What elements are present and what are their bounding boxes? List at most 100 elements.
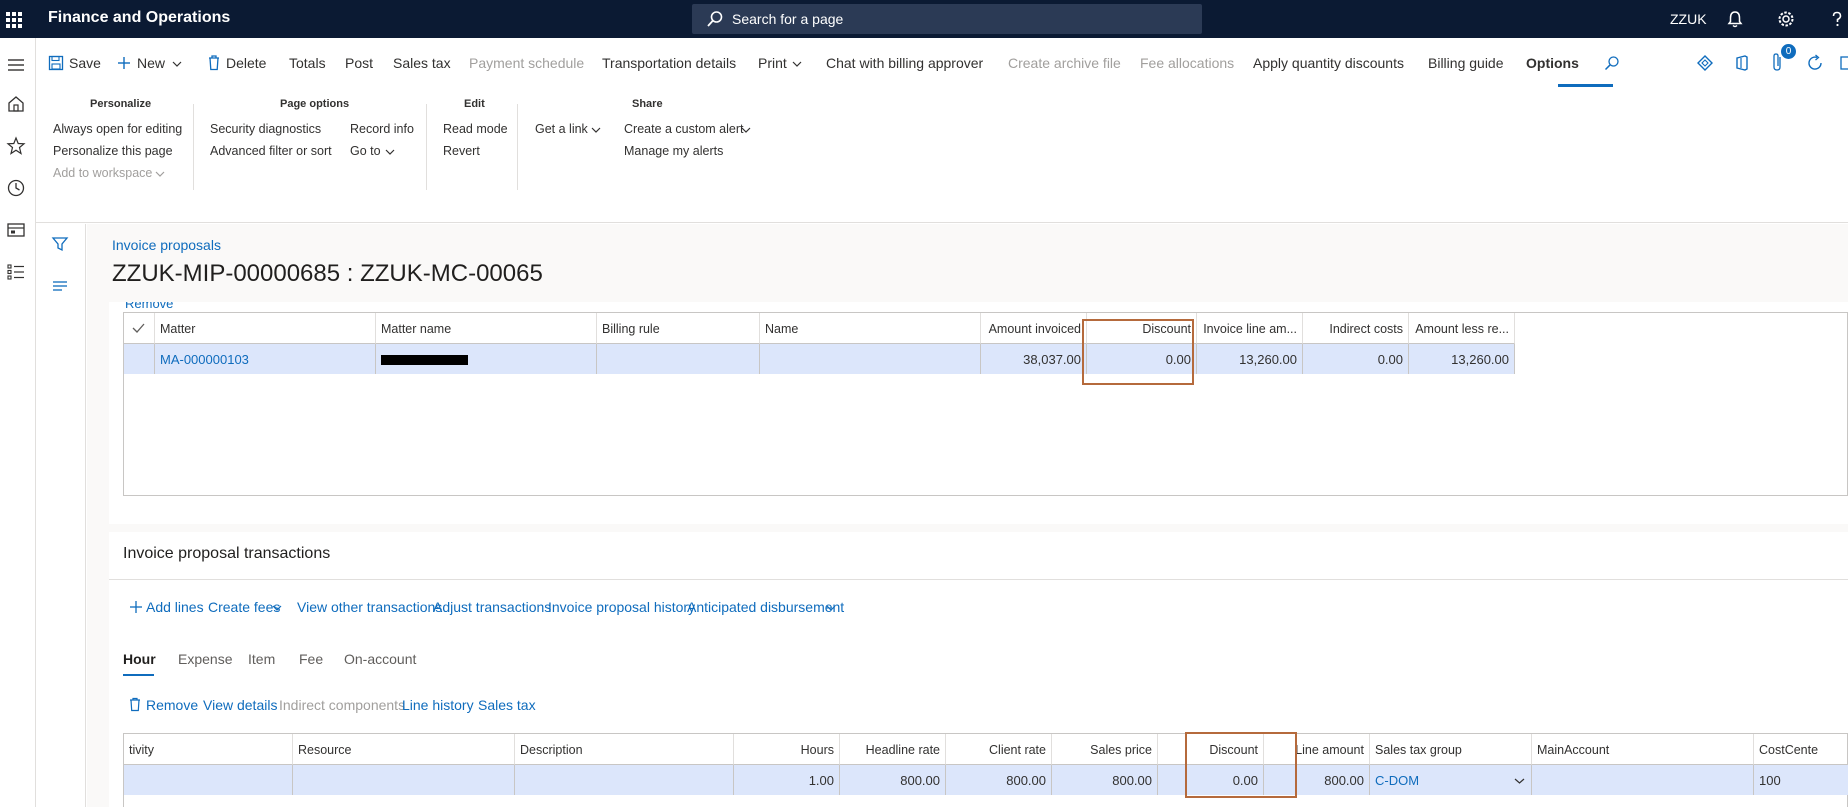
breadcrumb[interactable]: Invoice proposals [112, 237, 221, 253]
record-info-button[interactable]: Record info [350, 122, 414, 136]
col-header-billing-rule[interactable]: Billing rule [597, 313, 760, 344]
col-header-main-account[interactable]: MainAccount [1532, 734, 1754, 765]
create-archive-file-button[interactable]: Create archive file [1008, 55, 1121, 71]
create-fees-menu-button[interactable]: Create fees [208, 599, 280, 615]
indirect-components-button[interactable]: Indirect components [279, 697, 405, 713]
recent-clock-icon[interactable] [6, 178, 26, 198]
company-picker[interactable]: ZZUK [1670, 11, 1707, 27]
workspaces-icon[interactable] [6, 220, 26, 240]
home-icon[interactable] [6, 94, 26, 114]
row-selector[interactable] [124, 344, 155, 374]
create-custom-alert-button[interactable]: Create a custom alert [624, 122, 744, 136]
fee-allocations-button[interactable]: Fee allocations [1140, 55, 1234, 71]
personalize-page-button[interactable]: Personalize this page [53, 144, 173, 158]
sales-tax-button[interactable]: Sales tax [393, 55, 451, 71]
always-open-editing-button[interactable]: Always open for editing [53, 122, 182, 136]
print-menu-button[interactable]: Print [758, 55, 787, 71]
col-header-resource[interactable]: Resource [293, 734, 515, 765]
hour-lines-grid: tivity Resource Description Hours Headli… [123, 733, 1848, 807]
save-button[interactable]: Save [69, 55, 101, 71]
chat-billing-approver-button[interactable]: Chat with billing approver [826, 55, 983, 71]
new-button[interactable]: New [137, 55, 165, 71]
hamburger-menu-icon[interactable] [6, 55, 26, 75]
personalize-group-title: Personalize [90, 98, 152, 110]
advanced-filter-button[interactable]: Advanced filter or sort [210, 144, 332, 158]
post-button[interactable]: Post [345, 55, 373, 71]
search-input[interactable]: Search for a page [692, 4, 1202, 34]
invoice-proposal-history-button[interactable]: Invoice proposal history [548, 599, 695, 615]
line-history-button[interactable]: Line history [402, 697, 474, 713]
col-header-name[interactable]: Name [760, 313, 981, 344]
col-header-hours[interactable]: Hours [734, 734, 840, 765]
anticipated-disbursement-menu-button[interactable]: Anticipated disbursement [687, 599, 844, 615]
col-header-description[interactable]: Description [515, 734, 734, 765]
help-icon[interactable] [1828, 10, 1846, 28]
bell-icon[interactable] [1726, 10, 1744, 28]
add-to-workspace-button[interactable]: Add to workspace [53, 166, 152, 180]
refresh-icon[interactable] [1806, 54, 1824, 72]
plus-icon [118, 57, 130, 69]
transportation-details-button[interactable]: Transportation details [602, 55, 736, 71]
sales-tax-line-button[interactable]: Sales tax [478, 697, 536, 713]
remove-line-button[interactable]: Remove [146, 697, 198, 713]
col-header-invoice-line-amount[interactable]: Invoice line am... [1197, 313, 1303, 344]
col-header-sales-price[interactable]: Sales price [1052, 734, 1158, 765]
filter-icon[interactable] [51, 235, 69, 253]
col-header-matter-name[interactable]: Matter name [376, 313, 597, 344]
col-header-matter[interactable]: Matter [155, 313, 376, 344]
chevron-down-icon [792, 61, 802, 67]
manage-alerts-button[interactable]: Manage my alerts [624, 144, 723, 158]
col-header-activity[interactable]: tivity [124, 734, 293, 765]
chevron-down-icon [172, 61, 182, 67]
modules-list-icon[interactable] [6, 262, 26, 282]
tab-expense[interactable]: Expense [178, 651, 232, 667]
billing-rule-cell [597, 344, 760, 374]
gear-icon[interactable] [1777, 10, 1795, 28]
sales-tax-group-select[interactable]: C-DOM [1370, 765, 1532, 795]
get-link-menu-button[interactable]: Get a link [535, 122, 588, 136]
add-lines-button[interactable]: Add lines [146, 599, 204, 615]
office-icon[interactable] [1733, 54, 1751, 72]
read-mode-button[interactable]: Read mode [443, 122, 508, 136]
col-header-amount-invoiced[interactable]: Amount invoiced [981, 313, 1087, 344]
client-rate-cell: 800.00 [946, 765, 1052, 795]
security-diagnostics-button[interactable]: Security diagnostics [210, 122, 321, 136]
trash-icon [209, 55, 219, 71]
select-all-checkbox[interactable] [124, 313, 155, 344]
favorites-star-icon[interactable] [6, 136, 26, 156]
transactions-section-title[interactable]: Invoice proposal transactions [123, 545, 330, 563]
col-header-indirect-costs[interactable]: Indirect costs [1303, 313, 1409, 344]
col-header-client-rate[interactable]: Client rate [946, 734, 1052, 765]
col-header-sales-tax-group[interactable]: Sales tax group [1370, 734, 1532, 765]
totals-button[interactable]: Totals [289, 55, 326, 71]
app-title[interactable]: Finance and Operations [48, 9, 230, 27]
tab-hour[interactable]: Hour [123, 651, 156, 667]
go-to-menu-button[interactable]: Go to [350, 144, 381, 158]
revert-button[interactable]: Revert [443, 144, 480, 158]
redacted-block [381, 355, 468, 365]
tab-options[interactable]: Options [1526, 55, 1579, 71]
power-apps-diamond-icon[interactable] [1696, 54, 1714, 72]
payment-schedule-button[interactable]: Payment schedule [469, 55, 584, 71]
view-other-transactions-button[interactable]: View other transactions [297, 599, 442, 615]
adjust-transactions-button[interactable]: Adjust transactions [433, 599, 551, 615]
col-header-cost-center[interactable]: CostCente [1754, 734, 1848, 765]
col-header-amount-less[interactable]: Amount less re... [1409, 313, 1515, 344]
partial-remove-button[interactable]: Remove [125, 302, 173, 310]
col-header-headline-rate[interactable]: Headline rate [840, 734, 946, 765]
tab-item[interactable]: Item [248, 651, 275, 667]
tab-fee[interactable]: Fee [299, 651, 323, 667]
app-launcher-icon[interactable] [6, 12, 22, 28]
delete-button[interactable]: Delete [226, 55, 266, 71]
search-actions-icon[interactable] [1604, 55, 1620, 71]
chevron-down-icon [1514, 778, 1525, 784]
resource-cell [293, 765, 515, 795]
amount-invoiced-cell: 38,037.00 [981, 344, 1087, 374]
apply-quantity-discounts-button[interactable]: Apply quantity discounts [1253, 55, 1404, 71]
matter-link[interactable]: MA-000000103 [155, 344, 376, 374]
list-lines-icon[interactable] [51, 277, 69, 295]
billing-guide-button[interactable]: Billing guide [1428, 55, 1504, 71]
view-details-button[interactable]: View details [203, 697, 277, 713]
tab-on-account[interactable]: On-account [344, 651, 416, 667]
open-new-window-icon[interactable] [1840, 54, 1848, 72]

○ ○ ○ ○

Challenge: Reproduce the rows above verbatim, omitting the pictures from your output.

Solution below:
What elements are present and what are their bounding boxes? List at most 100 elements.
breadcrumb[interactable]: Invoice proposals [112, 237, 221, 253]
record-info-button[interactable]: Record info [350, 122, 414, 136]
col-header-billing-rule[interactable]: Billing rule [597, 313, 760, 344]
col-header-main-account[interactable]: MainAccount [1532, 734, 1754, 765]
create-archive-file-button[interactable]: Create archive file [1008, 55, 1121, 71]
create-fees-menu-button[interactable]: Create fees [208, 599, 280, 615]
indirect-components-button[interactable]: Indirect components [279, 697, 405, 713]
recent-clock-icon[interactable] [6, 178, 26, 198]
company-picker[interactable]: ZZUK [1670, 11, 1707, 27]
workspaces-icon[interactable] [6, 220, 26, 240]
home-icon[interactable] [6, 94, 26, 114]
row-selector[interactable] [124, 344, 155, 374]
create-custom-alert-button[interactable]: Create a custom alert [624, 122, 744, 136]
fee-allocations-button[interactable]: Fee allocations [1140, 55, 1234, 71]
personalize-page-button[interactable]: Personalize this page [53, 144, 173, 158]
sales-tax-button[interactable]: Sales tax [393, 55, 451, 71]
always-open-editing-button[interactable]: Always open for editing [53, 122, 182, 136]
print-menu-button[interactable]: Print [758, 55, 787, 71]
col-header-resource[interactable]: Resource [293, 734, 515, 765]
hour-lines-grid: tivity Resource Description Hours Headli… [123, 733, 1848, 807]
save-button[interactable]: Save [69, 55, 101, 71]
chat-billing-approver-button[interactable]: Chat with billing approver [826, 55, 983, 71]
new-button[interactable]: New [137, 55, 165, 71]
hamburger-menu-icon[interactable] [6, 55, 26, 75]
personalize-group-title: Personalize [90, 98, 152, 110]
advanced-filter-button[interactable]: Advanced filter or sort [210, 144, 332, 158]
post-button[interactable]: Post [345, 55, 373, 71]
search-input[interactable]: Search for a page [692, 4, 1202, 34]
invoice-proposal-history-button[interactable]: Invoice proposal history [548, 599, 695, 615]
line-history-button[interactable]: Line history [402, 697, 474, 713]
col-header-name[interactable]: Name [760, 313, 981, 344]
col-header-hours[interactable]: Hours [734, 734, 840, 765]
anticipated-disbursement-menu-button[interactable]: Anticipated disbursement [687, 599, 844, 615]
col-header-description[interactable]: Description [515, 734, 734, 765]
help-icon[interactable] [1828, 10, 1846, 28]
bell-icon[interactable] [1726, 10, 1744, 28]
add-to-workspace-button[interactable]: Add to workspace [53, 166, 152, 180]
refresh-icon[interactable] [1806, 54, 1824, 72]
plus-icon [118, 57, 130, 69]
transportation-details-button[interactable]: Transportation details [602, 55, 736, 71]
sales-tax-line-button[interactable]: Sales tax [478, 697, 536, 713]
remove-line-button[interactable]: Remove [146, 697, 198, 713]
col-header-invoice-line-amount[interactable]: Invoice line am... [1197, 313, 1303, 344]
col-header-sales-price[interactable]: Sales price [1052, 734, 1158, 765]
filter-icon[interactable] [51, 235, 69, 253]
col-header-matter-name[interactable]: Matter name [376, 313, 597, 344]
col-header-matter[interactable]: Matter [155, 313, 376, 344]
chevron-down-icon [792, 61, 802, 67]
manage-alerts-button[interactable]: Manage my alerts [624, 144, 723, 158]
col-header-activity[interactable]: tivity [124, 734, 293, 765]
chevron-down-icon [172, 61, 182, 67]
modules-list-icon[interactable] [6, 262, 26, 282]
tab-expense[interactable]: Expense [178, 651, 232, 667]
billing-rule-cell [597, 344, 760, 374]
gear-icon[interactable] [1777, 10, 1795, 28]
sales-tax-group-select[interactable]: C-DOM [1370, 765, 1532, 795]
get-link-menu-button[interactable]: Get a link [535, 122, 588, 136]
add-lines-button[interactable]: Add lines [146, 599, 204, 615]
office-icon[interactable] [1733, 54, 1751, 72]
read-mode-button[interactable]: Read mode [443, 122, 508, 136]
col-header-amount-invoiced[interactable]: Amount invoiced [981, 313, 1087, 344]
client-rate-cell: 800.00 [946, 765, 1052, 795]
security-diagnostics-button[interactable]: Security diagnostics [210, 122, 321, 136]
trash-icon [209, 55, 219, 71]
select-all-checkbox[interactable] [124, 313, 155, 344]
favorites-star-icon[interactable] [6, 136, 26, 156]
transactions-section-title[interactable]: Invoice proposal transactions [123, 545, 330, 563]
col-header-indirect-costs[interactable]: Indirect costs [1303, 313, 1409, 344]
col-header-client-rate[interactable]: Client rate [946, 734, 1052, 765]
col-header-sales-tax-group[interactable]: Sales tax group [1370, 734, 1532, 765]
totals-button[interactable]: Totals [289, 55, 326, 71]
app-title[interactable]: Finance and Operations [48, 9, 230, 27]
tab-hour[interactable]: Hour [123, 651, 156, 667]
go-to-menu-button[interactable]: Go to [350, 144, 381, 158]
revert-button[interactable]: Revert [443, 144, 480, 158]
redacted-block [381, 355, 468, 365]
tab-options[interactable]: Options [1526, 55, 1579, 71]
power-apps-diamond-icon[interactable] [1696, 54, 1714, 72]
payment-schedule-button[interactable]: Payment schedule [469, 55, 584, 71]
view-other-transactions-button[interactable]: View other transactions [297, 599, 442, 615]
adjust-transactions-button[interactable]: Adjust transactions [433, 599, 551, 615]
col-header-cost-center[interactable]: CostCente [1754, 734, 1848, 765]
col-header-amount-less[interactable]: Amount less re... [1409, 313, 1515, 344]
partial-remove-button[interactable]: Remove [125, 302, 173, 310]
col-header-headline-rate[interactable]: Headline rate [840, 734, 946, 765]
tab-item[interactable]: Item [248, 651, 275, 667]
tab-fee[interactable]: Fee [299, 651, 323, 667]
app-launcher-icon[interactable] [6, 12, 22, 28]
delete-button[interactable]: Delete [226, 55, 266, 71]
search-actions-icon[interactable] [1604, 55, 1620, 71]
chevron-down-icon [1514, 778, 1525, 784]
resource-cell [293, 765, 515, 795]
amount-invoiced-cell: 38,037.00 [981, 344, 1087, 374]
apply-quantity-discounts-button[interactable]: Apply quantity discounts [1253, 55, 1404, 71]
matter-link[interactable]: MA-000000103 [155, 344, 376, 374]
list-lines-icon[interactable] [51, 277, 69, 295]
billing-guide-button[interactable]: Billing guide [1428, 55, 1504, 71]
view-details-button[interactable]: View details [203, 697, 277, 713]
tab-on-account[interactable]: On-account [344, 651, 416, 667]
open-new-window-icon[interactable] [1840, 54, 1848, 72]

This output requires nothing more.